[DIRECTIONS FOR THIS TASK]: Track down every line below that holds "sangkalan" and copy it.

[PROVIDED DATA]:
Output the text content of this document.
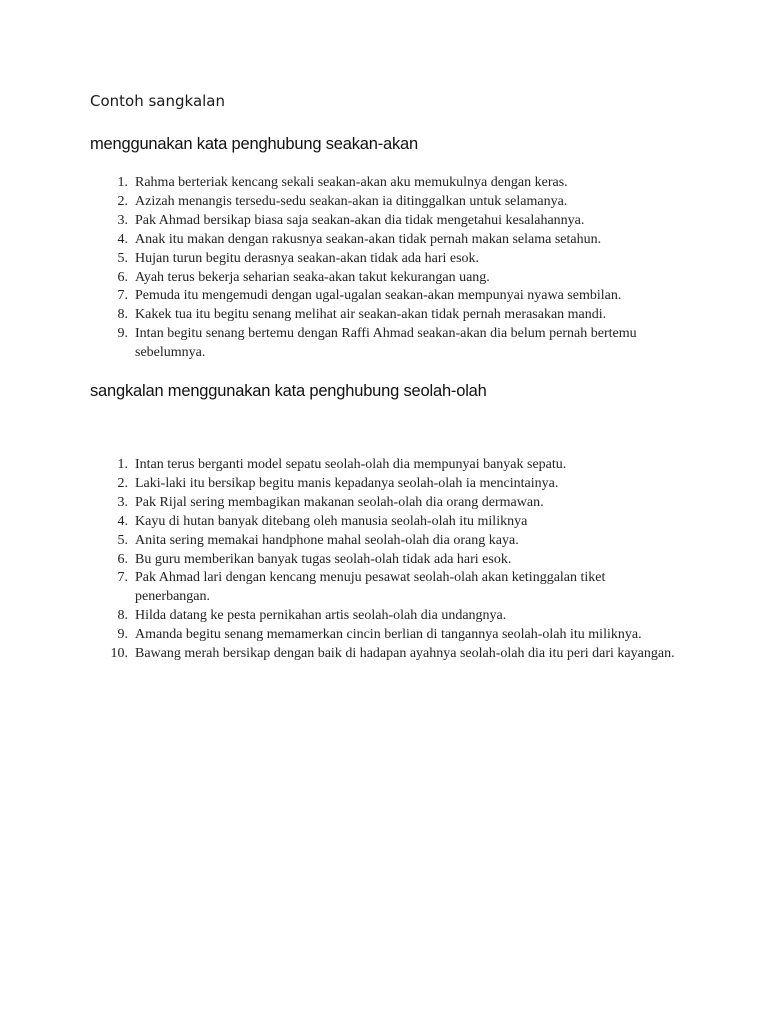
Contoh sangkalan
menggunakan kata penghubung seakan-akan
1. Rahma berteriak kencang sekali seakan-akan aku memukulnya dengan keras.
2. Azizah menangis tersedu-sedu seakan-akan ia ditinggalkan untuk selamanya.
3. Pak Ahmad bersikap biasa saja seakan-akan dia tidak mengetahui kesalahannya.
4. Anak itu makan dengan rakusnya seakan-akan tidak pernah makan selama setahun.
5. Hujan turun begitu derasnya seakan-akan tidak ada hari esok.
6. Ayah terus bekerja seharian seaka-akan takut kekurangan uang.
7. Pemuda itu mengemudi dengan ugal-ugalan seakan-akan mempunyai nyawa sembilan.
8. Kakek tua itu begitu senang melihat air seakan-akan tidak pernah merasakan mandi.
9. Intan begitu senang bertemu dengan Raffi Ahmad seakan-akan dia belum pernah bertemu sebelumnya.
sangkalan menggunakan kata penghubung seolah-olah
1. Intan terus berganti model sepatu seolah-olah dia mempunyai banyak sepatu.
2. Laki-laki itu bersikap begitu manis kepadanya seolah-olah ia mencintainya.
3. Pak Rijal sering membagikan makanan seolah-olah dia orang dermawan.
4. Kayu di hutan banyak ditebang oleh manusia seolah-olah itu miliknya
5. Anita sering memakai handphone mahal seolah-olah dia orang kaya.
6. Bu guru memberikan banyak tugas seolah-olah tidak ada hari esok.
7. Pak Ahmad lari dengan kencang menuju pesawat seolah-olah akan ketinggalan tiket penerbangan.
8. Hilda datang ke pesta pernikahan artis seolah-olah dia undangnya.
9. Amanda begitu senang memamerkan cincin berlian di tangannya seolah-olah itu miliknya.
10. Bawang merah bersikap dengan baik di hadapan ayahnya seolah-olah dia itu peri dari kayangan.
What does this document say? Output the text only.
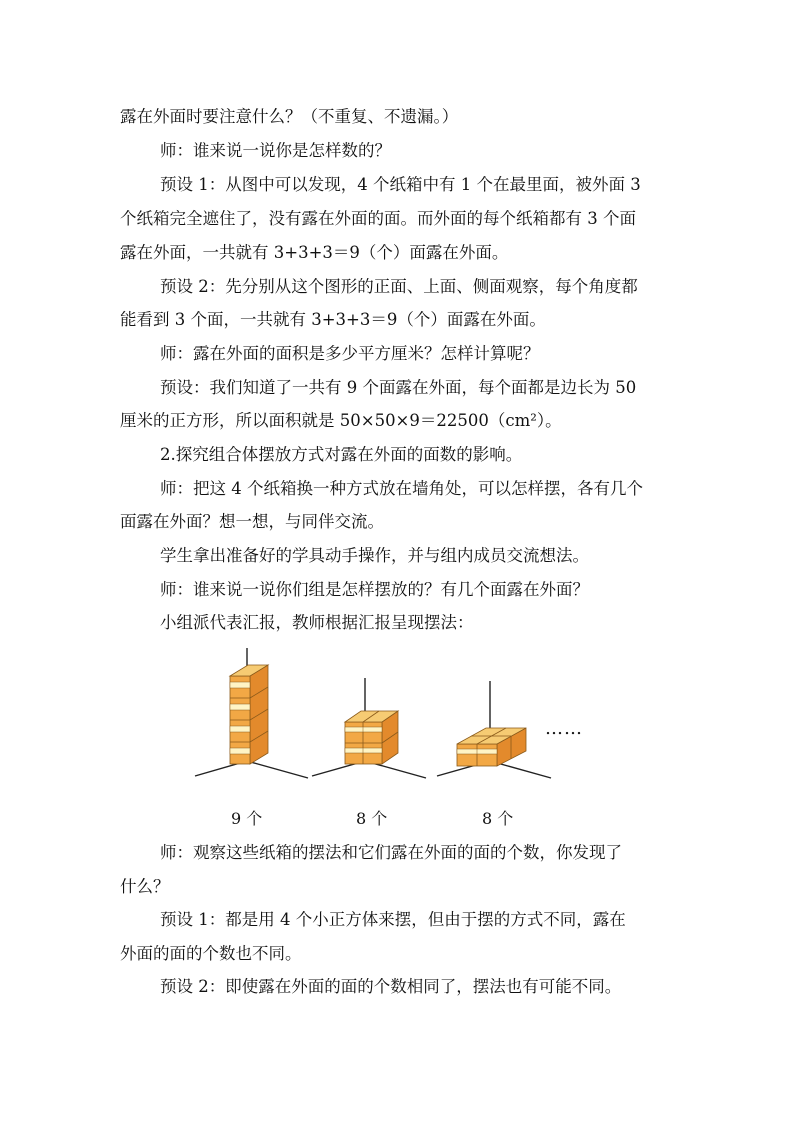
露在外面时要注意什么？（不重复、不遗漏。）
师：谁来说一说你是怎样数的？
预设 1：从图中可以发现，4 个纸箱中有 1 个在最里面，被外面 3
个纸箱完全遮住了，没有露在外面的面。而外面的每个纸箱都有 3 个面
露在外面，一共就有 3+3+3＝9（个）面露在外面。
预设 2：先分别从这个图形的正面、上面、侧面观察，每个角度都
能看到 3 个面，一共就有 3+3+3＝9（个）面露在外面。
师：露在外面的面积是多少平方厘米？怎样计算呢？
预设：我们知道了一共有 9 个面露在外面，每个面都是边长为 50
厘米的正方形，所以面积就是 50×50×9＝22500（cm²）。
2.探究组合体摆放方式对露在外面的面数的影响。
师：把这 4 个纸箱换一种方式放在墙角处，可以怎样摆，各有几个
面露在外面？想一想，与同伴交流。
学生拿出准备好的学具动手操作，并与组内成员交流想法。
师：谁来说一说你们组是怎样摆放的？有几个面露在外面？
小组派代表汇报，教师根据汇报呈现摆法：
……
9 个	8 个	8 个
师：观察这些纸箱的摆法和它们露在外面的面的个数，你发现了
什么？
预设 1：都是用 4 个小正方体来摆，但由于摆的方式不同，露在
外面的面的个数也不同。
预设 2：即使露在外面的面的个数相同了，摆法也有可能不同。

[THE RESPONSE]:
Contoh sangkalan
sangkalan menggunakan kata penghubung seolah-olah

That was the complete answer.